═══ Provided records ═══

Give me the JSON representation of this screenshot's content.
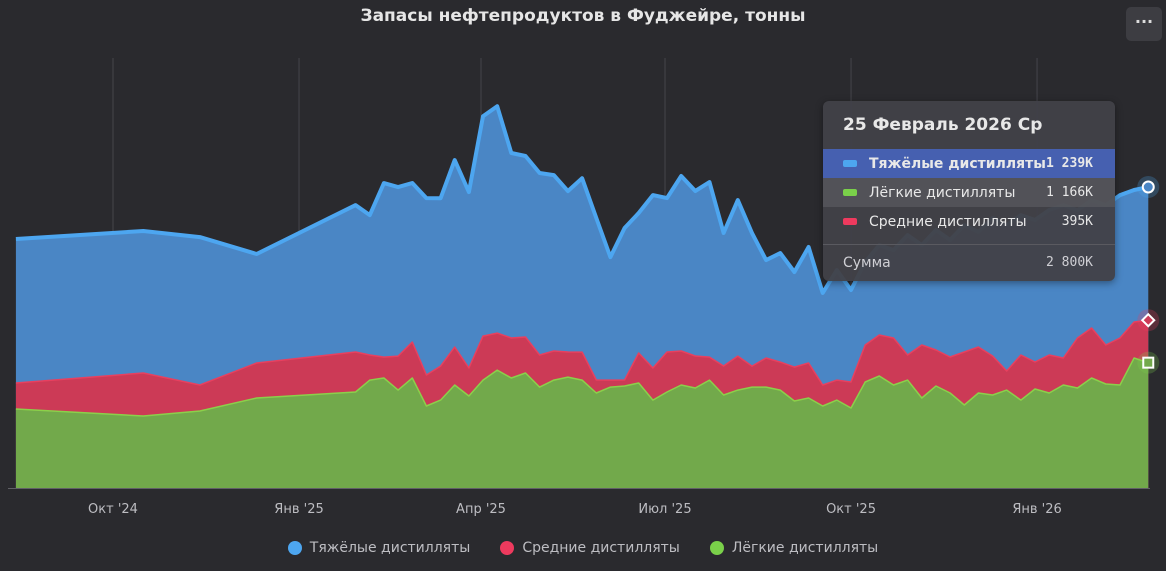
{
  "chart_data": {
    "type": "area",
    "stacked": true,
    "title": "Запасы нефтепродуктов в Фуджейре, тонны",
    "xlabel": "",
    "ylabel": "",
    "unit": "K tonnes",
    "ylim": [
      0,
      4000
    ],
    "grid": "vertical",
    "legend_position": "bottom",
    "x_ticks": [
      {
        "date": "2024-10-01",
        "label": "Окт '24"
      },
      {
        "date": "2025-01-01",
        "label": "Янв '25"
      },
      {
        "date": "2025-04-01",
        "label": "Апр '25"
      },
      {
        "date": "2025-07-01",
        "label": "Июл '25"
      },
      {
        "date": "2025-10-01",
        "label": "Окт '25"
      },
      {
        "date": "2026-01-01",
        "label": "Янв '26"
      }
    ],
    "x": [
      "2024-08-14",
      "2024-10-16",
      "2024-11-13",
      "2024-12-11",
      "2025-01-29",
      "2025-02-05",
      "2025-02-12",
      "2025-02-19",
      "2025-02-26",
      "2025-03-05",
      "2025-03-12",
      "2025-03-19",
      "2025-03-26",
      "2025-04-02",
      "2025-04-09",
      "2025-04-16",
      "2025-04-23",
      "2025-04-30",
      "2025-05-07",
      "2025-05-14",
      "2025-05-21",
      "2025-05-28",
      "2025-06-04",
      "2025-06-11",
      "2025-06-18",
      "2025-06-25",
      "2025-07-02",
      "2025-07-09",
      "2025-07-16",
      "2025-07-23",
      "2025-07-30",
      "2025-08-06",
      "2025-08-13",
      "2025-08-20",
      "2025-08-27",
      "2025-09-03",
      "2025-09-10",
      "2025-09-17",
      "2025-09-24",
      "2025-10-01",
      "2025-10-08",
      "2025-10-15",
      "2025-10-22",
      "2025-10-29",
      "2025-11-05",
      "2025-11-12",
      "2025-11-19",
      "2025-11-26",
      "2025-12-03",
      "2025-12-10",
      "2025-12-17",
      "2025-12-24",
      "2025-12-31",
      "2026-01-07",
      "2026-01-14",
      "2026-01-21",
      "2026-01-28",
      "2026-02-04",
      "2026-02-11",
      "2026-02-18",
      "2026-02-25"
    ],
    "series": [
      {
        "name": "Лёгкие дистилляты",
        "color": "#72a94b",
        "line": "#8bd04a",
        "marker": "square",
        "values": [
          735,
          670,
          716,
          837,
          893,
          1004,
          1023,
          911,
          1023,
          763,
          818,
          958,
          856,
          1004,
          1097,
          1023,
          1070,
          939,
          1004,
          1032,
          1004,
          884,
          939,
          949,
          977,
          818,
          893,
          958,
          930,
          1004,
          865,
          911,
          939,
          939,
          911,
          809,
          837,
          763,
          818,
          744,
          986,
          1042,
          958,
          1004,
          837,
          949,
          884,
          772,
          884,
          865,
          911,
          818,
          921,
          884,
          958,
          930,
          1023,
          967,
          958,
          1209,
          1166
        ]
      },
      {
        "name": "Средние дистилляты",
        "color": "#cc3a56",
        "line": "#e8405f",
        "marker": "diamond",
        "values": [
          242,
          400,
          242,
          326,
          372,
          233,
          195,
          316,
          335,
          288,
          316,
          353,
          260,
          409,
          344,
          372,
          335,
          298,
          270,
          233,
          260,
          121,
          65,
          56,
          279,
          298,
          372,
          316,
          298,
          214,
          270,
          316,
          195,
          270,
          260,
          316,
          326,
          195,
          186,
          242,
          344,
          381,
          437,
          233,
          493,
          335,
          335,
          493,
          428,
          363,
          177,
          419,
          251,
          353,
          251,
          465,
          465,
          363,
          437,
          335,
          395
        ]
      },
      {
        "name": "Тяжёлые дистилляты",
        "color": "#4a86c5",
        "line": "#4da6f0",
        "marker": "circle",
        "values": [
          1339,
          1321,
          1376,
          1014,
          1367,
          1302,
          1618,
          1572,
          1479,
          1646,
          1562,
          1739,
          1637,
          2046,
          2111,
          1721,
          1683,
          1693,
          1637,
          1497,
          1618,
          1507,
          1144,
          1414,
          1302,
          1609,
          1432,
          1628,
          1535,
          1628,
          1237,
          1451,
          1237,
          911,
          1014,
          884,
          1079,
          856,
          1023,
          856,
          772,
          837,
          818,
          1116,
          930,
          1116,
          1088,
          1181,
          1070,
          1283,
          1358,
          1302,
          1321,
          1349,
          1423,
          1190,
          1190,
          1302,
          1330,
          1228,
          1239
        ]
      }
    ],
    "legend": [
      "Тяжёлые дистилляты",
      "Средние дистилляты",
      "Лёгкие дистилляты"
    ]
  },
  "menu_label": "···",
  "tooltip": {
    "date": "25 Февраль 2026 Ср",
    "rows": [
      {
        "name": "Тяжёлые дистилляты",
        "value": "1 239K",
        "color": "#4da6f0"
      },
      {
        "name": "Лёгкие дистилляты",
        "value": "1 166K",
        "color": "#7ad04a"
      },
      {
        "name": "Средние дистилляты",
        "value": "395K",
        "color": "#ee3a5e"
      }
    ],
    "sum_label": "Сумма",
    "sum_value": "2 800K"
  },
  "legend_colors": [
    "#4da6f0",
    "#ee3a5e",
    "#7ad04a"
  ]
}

═══

Where a line contains the string "marker", extract that line.

__Exercise result__
        "marker": "square",
        "marker": "diamond",
        "marker": "circle",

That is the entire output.